**WHAT THIS TASK INVOLVES:**
Pick out each line with the word "delle" from the material that follows.

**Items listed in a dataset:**
_ _ _ _

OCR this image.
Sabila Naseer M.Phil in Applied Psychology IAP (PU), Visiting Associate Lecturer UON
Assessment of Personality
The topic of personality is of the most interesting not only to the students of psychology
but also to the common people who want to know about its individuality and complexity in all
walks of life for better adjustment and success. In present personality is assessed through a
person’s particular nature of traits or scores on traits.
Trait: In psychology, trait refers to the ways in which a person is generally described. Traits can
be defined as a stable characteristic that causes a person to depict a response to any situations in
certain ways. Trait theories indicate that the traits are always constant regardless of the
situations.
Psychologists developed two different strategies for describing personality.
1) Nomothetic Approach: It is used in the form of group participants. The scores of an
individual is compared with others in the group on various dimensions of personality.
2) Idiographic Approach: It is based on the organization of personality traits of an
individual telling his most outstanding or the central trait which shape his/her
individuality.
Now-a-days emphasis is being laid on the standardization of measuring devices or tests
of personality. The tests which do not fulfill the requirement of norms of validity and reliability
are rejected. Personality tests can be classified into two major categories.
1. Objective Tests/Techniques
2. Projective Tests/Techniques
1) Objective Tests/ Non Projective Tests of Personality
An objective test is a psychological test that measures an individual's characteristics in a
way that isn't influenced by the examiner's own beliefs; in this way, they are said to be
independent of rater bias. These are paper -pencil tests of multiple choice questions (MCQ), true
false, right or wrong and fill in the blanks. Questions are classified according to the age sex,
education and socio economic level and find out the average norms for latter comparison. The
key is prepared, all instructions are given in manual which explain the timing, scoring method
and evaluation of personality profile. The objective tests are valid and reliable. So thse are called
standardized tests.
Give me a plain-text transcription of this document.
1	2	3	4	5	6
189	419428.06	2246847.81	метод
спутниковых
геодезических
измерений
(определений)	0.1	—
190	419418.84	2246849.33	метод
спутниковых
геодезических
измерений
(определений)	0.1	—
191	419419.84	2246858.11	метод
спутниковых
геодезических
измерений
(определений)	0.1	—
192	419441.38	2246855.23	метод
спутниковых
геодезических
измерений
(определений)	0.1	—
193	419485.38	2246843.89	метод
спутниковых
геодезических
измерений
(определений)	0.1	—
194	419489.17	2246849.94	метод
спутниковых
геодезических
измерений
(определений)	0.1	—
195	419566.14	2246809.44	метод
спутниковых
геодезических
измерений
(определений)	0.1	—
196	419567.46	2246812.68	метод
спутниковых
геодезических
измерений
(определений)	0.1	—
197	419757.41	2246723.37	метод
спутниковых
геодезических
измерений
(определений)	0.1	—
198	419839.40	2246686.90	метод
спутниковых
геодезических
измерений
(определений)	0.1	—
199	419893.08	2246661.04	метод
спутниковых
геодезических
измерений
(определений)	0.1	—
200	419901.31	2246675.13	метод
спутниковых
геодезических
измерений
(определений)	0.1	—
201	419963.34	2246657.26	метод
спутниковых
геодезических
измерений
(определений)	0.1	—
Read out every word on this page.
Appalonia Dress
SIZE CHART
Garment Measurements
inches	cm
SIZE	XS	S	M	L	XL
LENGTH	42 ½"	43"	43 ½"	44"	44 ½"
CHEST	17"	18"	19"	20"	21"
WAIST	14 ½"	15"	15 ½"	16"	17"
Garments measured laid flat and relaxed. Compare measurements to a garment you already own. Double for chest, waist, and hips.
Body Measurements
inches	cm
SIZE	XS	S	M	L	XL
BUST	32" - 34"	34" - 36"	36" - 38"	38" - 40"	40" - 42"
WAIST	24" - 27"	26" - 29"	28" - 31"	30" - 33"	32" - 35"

_ _ _ _

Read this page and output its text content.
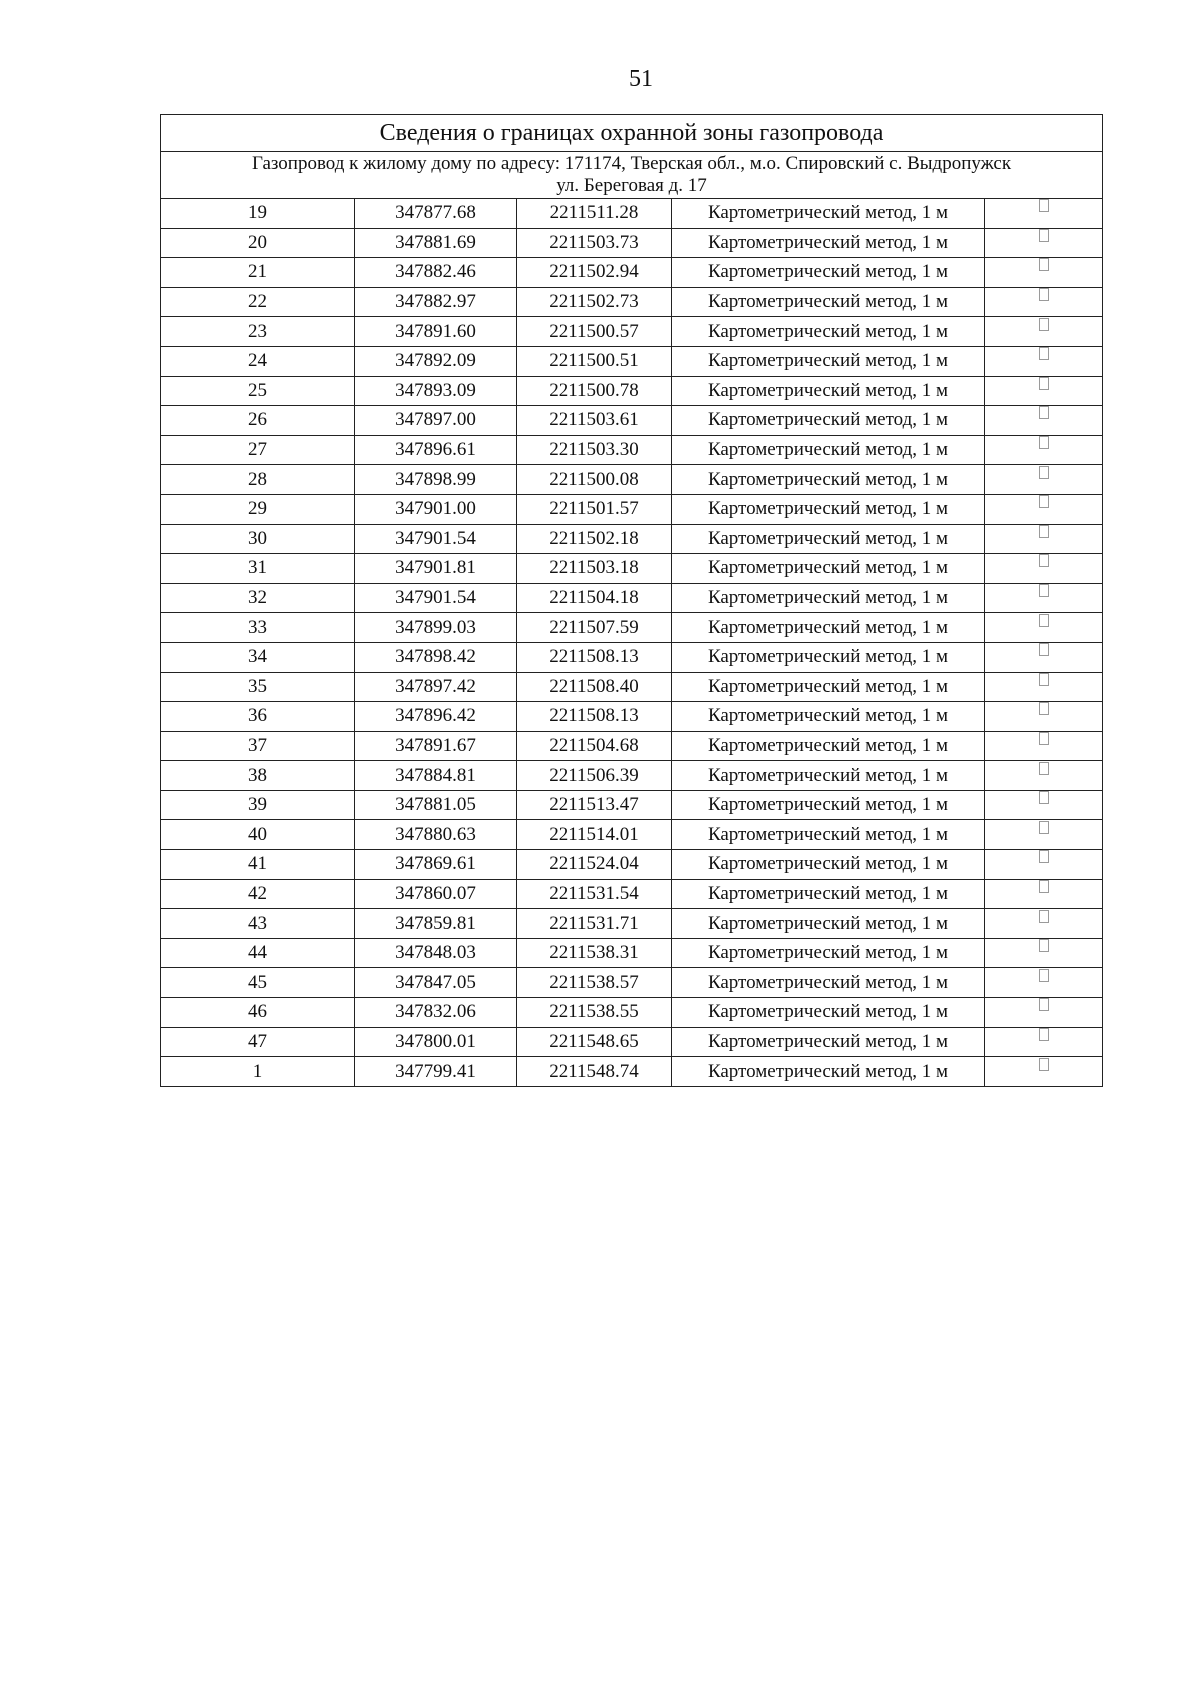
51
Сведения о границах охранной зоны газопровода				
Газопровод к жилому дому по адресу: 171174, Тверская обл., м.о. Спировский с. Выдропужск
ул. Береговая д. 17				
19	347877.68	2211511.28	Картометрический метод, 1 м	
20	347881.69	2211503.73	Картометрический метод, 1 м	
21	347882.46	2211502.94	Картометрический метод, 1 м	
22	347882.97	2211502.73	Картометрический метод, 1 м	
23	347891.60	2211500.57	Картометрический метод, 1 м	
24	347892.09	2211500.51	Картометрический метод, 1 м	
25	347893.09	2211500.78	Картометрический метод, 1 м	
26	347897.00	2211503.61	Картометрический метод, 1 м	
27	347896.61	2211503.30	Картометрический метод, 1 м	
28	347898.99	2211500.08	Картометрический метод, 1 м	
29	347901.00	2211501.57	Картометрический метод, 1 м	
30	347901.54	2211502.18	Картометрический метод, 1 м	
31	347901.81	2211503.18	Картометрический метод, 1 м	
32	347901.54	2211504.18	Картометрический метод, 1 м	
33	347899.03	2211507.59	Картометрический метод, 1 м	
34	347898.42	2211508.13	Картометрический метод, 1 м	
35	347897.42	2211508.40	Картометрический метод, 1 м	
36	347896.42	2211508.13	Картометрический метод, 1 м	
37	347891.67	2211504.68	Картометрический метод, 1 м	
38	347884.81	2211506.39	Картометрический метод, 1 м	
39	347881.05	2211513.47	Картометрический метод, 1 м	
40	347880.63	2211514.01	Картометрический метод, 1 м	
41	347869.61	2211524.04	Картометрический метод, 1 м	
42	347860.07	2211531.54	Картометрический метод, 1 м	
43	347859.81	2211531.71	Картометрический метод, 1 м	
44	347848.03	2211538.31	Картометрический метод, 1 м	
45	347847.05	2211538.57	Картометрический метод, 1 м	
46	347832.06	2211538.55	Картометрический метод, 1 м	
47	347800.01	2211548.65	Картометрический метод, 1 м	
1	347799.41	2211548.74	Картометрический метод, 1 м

_ _ _ _

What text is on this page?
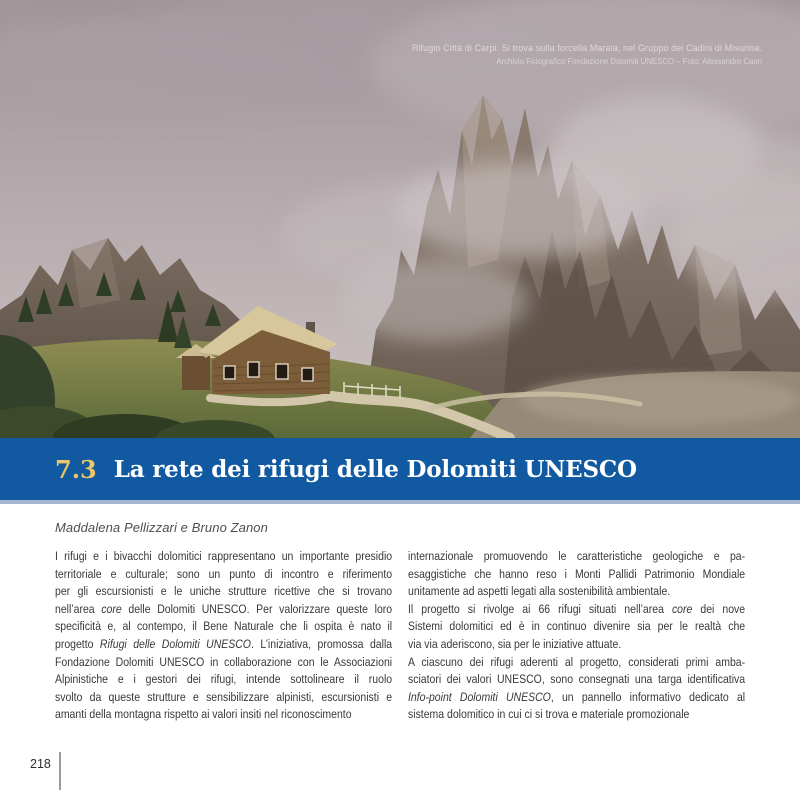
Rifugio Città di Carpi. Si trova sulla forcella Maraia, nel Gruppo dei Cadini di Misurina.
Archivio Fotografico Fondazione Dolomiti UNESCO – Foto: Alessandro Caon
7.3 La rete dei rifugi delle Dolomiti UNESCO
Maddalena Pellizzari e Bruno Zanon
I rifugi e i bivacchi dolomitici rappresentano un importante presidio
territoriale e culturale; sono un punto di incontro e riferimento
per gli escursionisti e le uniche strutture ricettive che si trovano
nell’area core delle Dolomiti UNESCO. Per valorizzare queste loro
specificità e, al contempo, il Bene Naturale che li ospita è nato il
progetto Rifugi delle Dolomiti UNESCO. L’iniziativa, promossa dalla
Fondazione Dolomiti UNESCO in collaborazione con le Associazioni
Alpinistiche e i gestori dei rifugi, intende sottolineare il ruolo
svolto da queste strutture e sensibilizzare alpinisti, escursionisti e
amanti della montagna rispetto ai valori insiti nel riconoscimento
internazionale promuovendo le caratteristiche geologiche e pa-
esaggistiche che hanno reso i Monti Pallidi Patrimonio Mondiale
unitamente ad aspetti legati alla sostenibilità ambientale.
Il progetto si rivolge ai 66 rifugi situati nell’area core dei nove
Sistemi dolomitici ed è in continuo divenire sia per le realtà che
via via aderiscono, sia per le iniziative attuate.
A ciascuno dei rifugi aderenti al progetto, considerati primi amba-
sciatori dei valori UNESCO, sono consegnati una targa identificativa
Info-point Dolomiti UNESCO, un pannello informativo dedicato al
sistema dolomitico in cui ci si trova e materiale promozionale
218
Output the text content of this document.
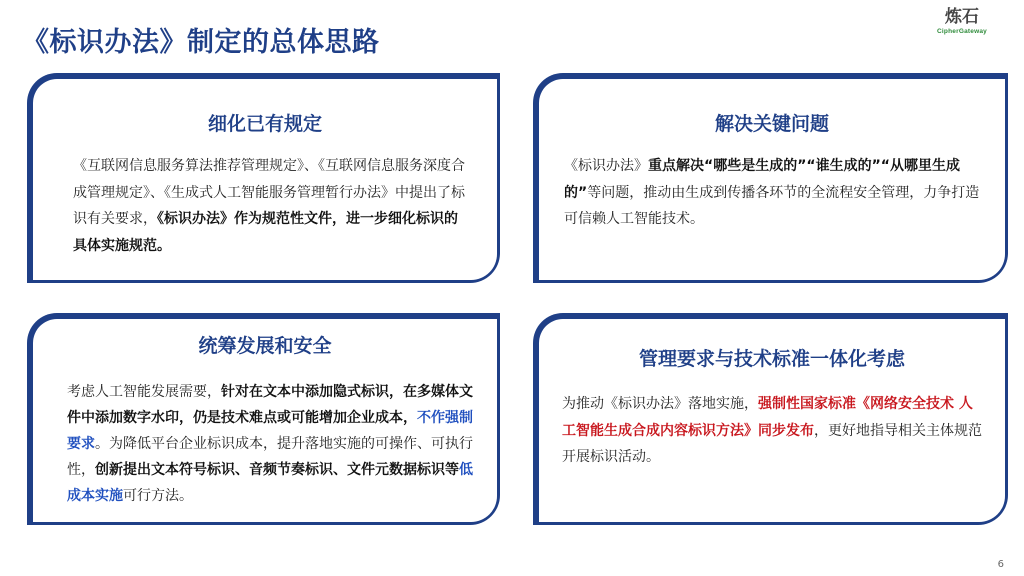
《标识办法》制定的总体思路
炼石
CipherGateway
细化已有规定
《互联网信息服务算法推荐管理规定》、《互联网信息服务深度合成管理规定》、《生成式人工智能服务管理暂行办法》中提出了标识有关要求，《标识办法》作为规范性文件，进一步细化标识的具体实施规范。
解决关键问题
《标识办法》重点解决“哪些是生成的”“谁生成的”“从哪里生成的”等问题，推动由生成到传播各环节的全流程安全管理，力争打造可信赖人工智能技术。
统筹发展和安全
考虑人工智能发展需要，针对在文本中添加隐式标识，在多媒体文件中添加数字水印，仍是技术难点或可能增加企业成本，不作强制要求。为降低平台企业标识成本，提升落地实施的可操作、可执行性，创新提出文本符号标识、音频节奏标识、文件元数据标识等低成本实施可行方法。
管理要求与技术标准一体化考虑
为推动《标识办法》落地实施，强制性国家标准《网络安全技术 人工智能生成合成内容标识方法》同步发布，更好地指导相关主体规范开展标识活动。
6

_ _ _ _

**CORRECT OUTPUT:**
7.3 La rete dei rifugi delle Dolomiti UNESCO
nell’area core delle Dolomiti UNESCO. Per valorizzare queste loro
progetto Rifugi delle Dolomiti UNESCO. L’iniziativa, promossa dalla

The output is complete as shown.